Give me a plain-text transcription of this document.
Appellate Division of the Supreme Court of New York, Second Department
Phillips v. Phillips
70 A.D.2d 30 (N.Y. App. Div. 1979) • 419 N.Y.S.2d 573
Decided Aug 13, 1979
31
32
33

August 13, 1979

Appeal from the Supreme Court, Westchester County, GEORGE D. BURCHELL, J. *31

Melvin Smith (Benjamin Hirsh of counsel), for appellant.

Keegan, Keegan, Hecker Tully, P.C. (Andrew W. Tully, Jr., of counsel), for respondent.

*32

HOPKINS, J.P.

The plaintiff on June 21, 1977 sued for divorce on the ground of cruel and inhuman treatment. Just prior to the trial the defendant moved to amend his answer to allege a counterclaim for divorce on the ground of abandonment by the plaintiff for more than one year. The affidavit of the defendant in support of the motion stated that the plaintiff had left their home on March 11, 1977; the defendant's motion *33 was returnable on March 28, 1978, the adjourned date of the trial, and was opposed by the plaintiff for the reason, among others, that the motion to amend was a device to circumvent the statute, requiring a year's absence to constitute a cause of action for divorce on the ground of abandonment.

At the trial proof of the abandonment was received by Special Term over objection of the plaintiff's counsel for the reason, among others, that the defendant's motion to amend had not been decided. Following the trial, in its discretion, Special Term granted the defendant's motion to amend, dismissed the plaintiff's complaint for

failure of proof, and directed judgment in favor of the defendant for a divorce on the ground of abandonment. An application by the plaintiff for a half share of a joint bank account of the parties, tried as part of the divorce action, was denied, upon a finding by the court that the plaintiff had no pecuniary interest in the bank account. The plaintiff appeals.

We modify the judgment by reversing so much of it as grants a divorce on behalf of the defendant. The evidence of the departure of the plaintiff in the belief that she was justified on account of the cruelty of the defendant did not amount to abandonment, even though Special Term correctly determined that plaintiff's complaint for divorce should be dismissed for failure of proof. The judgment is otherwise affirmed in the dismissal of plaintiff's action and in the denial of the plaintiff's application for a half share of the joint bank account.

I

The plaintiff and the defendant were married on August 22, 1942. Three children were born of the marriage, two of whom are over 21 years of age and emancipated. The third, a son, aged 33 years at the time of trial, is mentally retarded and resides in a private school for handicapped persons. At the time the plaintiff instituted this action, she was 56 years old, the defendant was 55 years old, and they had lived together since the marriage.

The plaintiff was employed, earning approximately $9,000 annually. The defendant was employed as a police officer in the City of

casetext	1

########################################

Transcribe the whole listing exactly.

■ RESULT BELOW:
Give me a plain-text transcription of this document.
Appellate Division of the Supreme Court of New York, Second Department
Phillips v. Phillips
70 A.D.2d 30 (N.Y. App. Div. 1979) • 419 N.Y.S.2d 573
Decided Aug 13, 1979
31
32
33

August 13, 1979

Appeal from the Supreme Court, Westchester County, GEORGE D. BURCHELL, J. *31

Melvin Smith (Benjamin Hirsh of counsel), for appellant.

Keegan, Keegan, Hecker Tully, P.C. (Andrew W. Tully, Jr., of counsel), for respondent.

*32

HOPKINS, J.P.

The plaintiff on June 21, 1977 sued for divorce on the ground of cruel and inhuman treatment. Just prior to the trial the defendant moved to amend his answer to allege a counterclaim for divorce on the ground of abandonment by the plaintiff for more than one year. The affidavit of the defendant in support of the motion stated that the plaintiff had left their home on March 11, 1977; the defendant's motion *33 was returnable on March 28, 1978, the adjourned date of the trial, and was opposed by the plaintiff for the reason, among others, that the motion to amend was a device to circumvent the statute, requiring a year's absence to constitute a cause of action for divorce on the ground of abandonment.

At the trial proof of the abandonment was received by Special Term over objection of the plaintiff's counsel for the reason, among others, that the defendant's motion to amend had not been decided. Following the trial, in its discretion, Special Term granted the defendant's motion to amend, dismissed the plaintiff's complaint for

failure of proof, and directed judgment in favor of the defendant for a divorce on the ground of abandonment. An application by the plaintiff for a half share of a joint bank account of the parties, tried as part of the divorce action, was denied, upon a finding by the court that the plaintiff had no pecuniary interest in the bank account. The plaintiff appeals.

We modify the judgment by reversing so much of it as grants a divorce on behalf of the defendant. The evidence of the departure of the plaintiff in the belief that she was justified on account of the cruelty of the defendant did not amount to abandonment, even though Special Term correctly determined that plaintiff's complaint for divorce should be dismissed for failure of proof. The judgment is otherwise affirmed in the dismissal of plaintiff's action and in the denial of the plaintiff's application for a half share of the joint bank account.

I

The plaintiff and the defendant were married on August 22, 1942. Three children were born of the marriage, two of whom are over 21 years of age and emancipated. The third, a son, aged 33 years at the time of trial, is mentally retarded and resides in a private school for handicapped persons. At the time the plaintiff instituted this action, she was 56 years old, the defendant was 55 years old, and they had lived together since the marriage.

The plaintiff was employed, earning approximately $9,000 annually. The defendant was employed as a police officer in the City of

casetext	1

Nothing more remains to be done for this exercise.